[Dataset excerpts]
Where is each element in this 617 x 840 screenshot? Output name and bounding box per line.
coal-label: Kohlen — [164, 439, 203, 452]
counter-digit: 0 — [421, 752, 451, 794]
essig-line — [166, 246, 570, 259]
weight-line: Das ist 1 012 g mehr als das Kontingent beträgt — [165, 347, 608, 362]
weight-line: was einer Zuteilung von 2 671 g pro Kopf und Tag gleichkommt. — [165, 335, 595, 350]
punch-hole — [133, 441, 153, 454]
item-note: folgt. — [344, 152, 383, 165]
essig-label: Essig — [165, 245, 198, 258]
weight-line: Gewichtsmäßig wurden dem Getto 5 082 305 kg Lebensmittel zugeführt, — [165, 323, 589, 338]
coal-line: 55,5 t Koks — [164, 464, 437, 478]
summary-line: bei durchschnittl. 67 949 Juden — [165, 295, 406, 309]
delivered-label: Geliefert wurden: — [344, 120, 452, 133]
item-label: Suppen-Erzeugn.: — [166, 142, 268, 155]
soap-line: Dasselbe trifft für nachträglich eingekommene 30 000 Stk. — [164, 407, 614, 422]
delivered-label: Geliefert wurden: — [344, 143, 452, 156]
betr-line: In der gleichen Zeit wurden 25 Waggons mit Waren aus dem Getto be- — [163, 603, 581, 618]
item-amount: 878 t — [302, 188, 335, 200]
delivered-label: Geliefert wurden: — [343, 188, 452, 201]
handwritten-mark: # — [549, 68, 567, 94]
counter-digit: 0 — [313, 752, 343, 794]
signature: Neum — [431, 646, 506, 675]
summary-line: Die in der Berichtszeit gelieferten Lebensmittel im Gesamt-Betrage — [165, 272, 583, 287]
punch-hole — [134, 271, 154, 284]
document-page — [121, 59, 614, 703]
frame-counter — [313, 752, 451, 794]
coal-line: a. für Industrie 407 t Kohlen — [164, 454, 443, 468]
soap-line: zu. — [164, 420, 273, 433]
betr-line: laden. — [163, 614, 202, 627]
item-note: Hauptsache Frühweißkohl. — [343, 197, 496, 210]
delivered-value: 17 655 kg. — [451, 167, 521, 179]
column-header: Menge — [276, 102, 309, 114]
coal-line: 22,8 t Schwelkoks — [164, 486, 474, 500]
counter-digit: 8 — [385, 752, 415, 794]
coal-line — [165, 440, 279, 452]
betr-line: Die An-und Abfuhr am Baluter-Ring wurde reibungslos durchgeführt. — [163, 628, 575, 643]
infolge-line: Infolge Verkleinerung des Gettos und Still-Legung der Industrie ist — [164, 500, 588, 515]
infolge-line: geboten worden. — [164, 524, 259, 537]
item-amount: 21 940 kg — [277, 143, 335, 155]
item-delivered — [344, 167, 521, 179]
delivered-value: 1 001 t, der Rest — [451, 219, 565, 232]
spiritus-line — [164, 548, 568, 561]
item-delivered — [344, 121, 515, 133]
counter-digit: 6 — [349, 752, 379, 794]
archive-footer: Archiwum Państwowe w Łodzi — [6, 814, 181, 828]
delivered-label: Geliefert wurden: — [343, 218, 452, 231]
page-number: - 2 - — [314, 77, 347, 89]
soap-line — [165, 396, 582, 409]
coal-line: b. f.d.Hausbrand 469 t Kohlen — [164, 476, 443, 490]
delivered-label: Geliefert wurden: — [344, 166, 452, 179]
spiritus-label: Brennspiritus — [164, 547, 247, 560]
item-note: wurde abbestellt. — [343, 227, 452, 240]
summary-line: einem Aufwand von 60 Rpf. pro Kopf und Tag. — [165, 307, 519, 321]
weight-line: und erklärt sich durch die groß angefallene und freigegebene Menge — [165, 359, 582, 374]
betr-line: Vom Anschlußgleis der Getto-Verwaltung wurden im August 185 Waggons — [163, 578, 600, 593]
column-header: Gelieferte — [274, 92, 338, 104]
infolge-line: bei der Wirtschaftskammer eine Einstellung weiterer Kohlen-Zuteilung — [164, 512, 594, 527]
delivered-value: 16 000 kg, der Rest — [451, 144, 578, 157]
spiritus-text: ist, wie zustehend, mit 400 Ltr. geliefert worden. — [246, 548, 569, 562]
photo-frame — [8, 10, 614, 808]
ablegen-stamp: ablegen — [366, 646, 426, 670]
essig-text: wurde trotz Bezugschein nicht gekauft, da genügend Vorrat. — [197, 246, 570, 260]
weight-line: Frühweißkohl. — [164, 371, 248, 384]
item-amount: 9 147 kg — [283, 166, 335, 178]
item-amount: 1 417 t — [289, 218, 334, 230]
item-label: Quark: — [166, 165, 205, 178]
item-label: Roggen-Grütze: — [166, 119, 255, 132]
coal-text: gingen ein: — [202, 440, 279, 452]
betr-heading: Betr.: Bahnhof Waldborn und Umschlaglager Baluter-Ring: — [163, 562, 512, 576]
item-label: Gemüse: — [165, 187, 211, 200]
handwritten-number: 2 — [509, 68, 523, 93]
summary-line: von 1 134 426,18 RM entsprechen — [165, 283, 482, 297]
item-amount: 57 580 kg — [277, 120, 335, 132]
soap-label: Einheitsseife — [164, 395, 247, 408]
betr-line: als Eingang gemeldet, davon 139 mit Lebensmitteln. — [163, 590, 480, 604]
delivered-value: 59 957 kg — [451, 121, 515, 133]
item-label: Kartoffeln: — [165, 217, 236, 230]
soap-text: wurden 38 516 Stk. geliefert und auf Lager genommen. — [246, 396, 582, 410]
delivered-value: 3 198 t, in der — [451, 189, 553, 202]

§ **Assignment**:
Every record above needs to be returned in full, exactly.

§ **Task response**:
Where is each element in this 617 x 840 screenshot? Output name and bounding box per line.
coal-label: Kohlen — [164, 439, 203, 452]
counter-digit: 0 — [421, 752, 451, 794]
essig-line — [166, 246, 570, 259]
weight-line: Das ist 1 012 g mehr als das Kontingent beträgt — [165, 347, 608, 362]
weight-line: was einer Zuteilung von 2 671 g pro Kopf und Tag gleichkommt. — [165, 335, 595, 350]
punch-hole — [133, 441, 153, 454]
item-note: folgt. — [344, 152, 383, 165]
essig-label: Essig — [165, 245, 198, 258]
weight-line: Gewichtsmäßig wurden dem Getto 5 082 305 kg Lebensmittel zugeführt, — [165, 323, 589, 338]
coal-line: 55,5 t Koks — [164, 464, 437, 478]
summary-line: bei durchschnittl. 67 949 Juden — [165, 295, 406, 309]
delivered-label: Geliefert wurden: — [344, 120, 452, 133]
item-label: Suppen-Erzeugn.: — [166, 142, 268, 155]
soap-line: Dasselbe trifft für nachträglich eingekommene 30 000 Stk. — [164, 407, 614, 422]
delivered-label: Geliefert wurden: — [344, 143, 452, 156]
betr-line: In der gleichen Zeit wurden 25 Waggons mit Waren aus dem Getto be- — [163, 603, 581, 618]
item-amount: 878 t — [302, 188, 335, 200]
delivered-label: Geliefert wurden: — [343, 188, 452, 201]
handwritten-mark: # — [549, 68, 567, 94]
counter-digit: 0 — [313, 752, 343, 794]
signature: Neum — [431, 646, 506, 675]
summary-line: Die in der Berichtszeit gelieferten Lebensmittel im Gesamt-Betrage — [165, 272, 583, 287]
punch-hole — [134, 271, 154, 284]
document-page — [121, 59, 614, 703]
frame-counter — [313, 752, 451, 794]
coal-line: a. für Industrie 407 t Kohlen — [164, 454, 443, 468]
soap-line: zu. — [164, 420, 273, 433]
betr-line: laden. — [163, 614, 202, 627]
item-note: Hauptsache Frühweißkohl. — [343, 197, 496, 210]
delivered-value: 17 655 kg. — [451, 167, 521, 179]
column-header: Menge — [276, 102, 309, 114]
coal-line: 22,8 t Schwelkoks — [164, 486, 474, 500]
counter-digit: 8 — [385, 752, 415, 794]
coal-line — [165, 440, 279, 452]
betr-line: Die An-und Abfuhr am Baluter-Ring wurde reibungslos durchgeführt. — [163, 628, 575, 643]
infolge-line: Infolge Verkleinerung des Gettos und Still-Legung der Industrie ist — [164, 500, 588, 515]
infolge-line: geboten worden. — [164, 524, 259, 537]
item-amount: 21 940 kg — [277, 143, 335, 155]
item-delivered — [344, 167, 521, 179]
delivered-value: 1 001 t, der Rest — [451, 219, 565, 232]
spiritus-line — [164, 548, 568, 561]
item-delivered — [344, 121, 515, 133]
counter-digit: 6 — [349, 752, 379, 794]
archive-footer: Archiwum Państwowe w Łodzi — [6, 814, 181, 828]
delivered-label: Geliefert wurden: — [343, 218, 452, 231]
page-number: - 2 - — [314, 77, 347, 89]
soap-line — [165, 396, 582, 409]
coal-line: b. f.d.Hausbrand 469 t Kohlen — [164, 476, 443, 490]
delivered-label: Geliefert wurden: — [344, 166, 452, 179]
spiritus-label: Brennspiritus — [164, 547, 247, 560]
item-note: wurde abbestellt. — [343, 227, 452, 240]
summary-line: einem Aufwand von 60 Rpf. pro Kopf und Tag. — [165, 307, 519, 321]
weight-line: und erklärt sich durch die groß angefallene und freigegebene Menge — [165, 359, 582, 374]
betr-line: Vom Anschlußgleis der Getto-Verwaltung wurden im August 185 Waggons — [163, 578, 600, 593]
column-header: Gelieferte — [274, 92, 338, 104]
infolge-line: bei der Wirtschaftskammer eine Einstellung weiterer Kohlen-Zuteilung — [164, 512, 594, 527]
delivered-value: 16 000 kg, der Rest — [451, 144, 578, 157]
spiritus-text: ist, wie zustehend, mit 400 Ltr. geliefert worden. — [246, 548, 569, 562]
photo-frame — [8, 10, 614, 808]
ablegen-stamp: ablegen — [366, 646, 426, 670]
essig-text: wurde trotz Bezugschein nicht gekauft, da genügend Vorrat. — [197, 246, 570, 260]
weight-line: Frühweißkohl. — [164, 371, 248, 384]
item-amount: 9 147 kg — [283, 166, 335, 178]
item-amount: 1 417 t — [289, 218, 334, 230]
item-label: Quark: — [166, 165, 205, 178]
item-label: Roggen-Grütze: — [166, 119, 255, 132]
coal-text: gingen ein: — [202, 440, 279, 452]
betr-heading: Betr.: Bahnhof Waldborn und Umschlaglager Baluter-Ring: — [163, 562, 512, 576]
item-label: Gemüse: — [165, 187, 211, 200]
handwritten-number: 2 — [509, 68, 523, 93]
summary-line: von 1 134 426,18 RM entsprechen — [165, 283, 482, 297]
item-amount: 57 580 kg — [277, 120, 335, 132]
soap-label: Einheitsseife — [164, 395, 247, 408]
betr-line: als Eingang gemeldet, davon 139 mit Lebensmitteln. — [163, 590, 480, 604]
delivered-value: 59 957 kg — [451, 121, 515, 133]
item-label: Kartoffeln: — [165, 217, 236, 230]
soap-text: wurden 38 516 Stk. geliefert und auf Lager genommen. — [246, 396, 582, 410]
delivered-value: 3 198 t, in der — [451, 189, 553, 202]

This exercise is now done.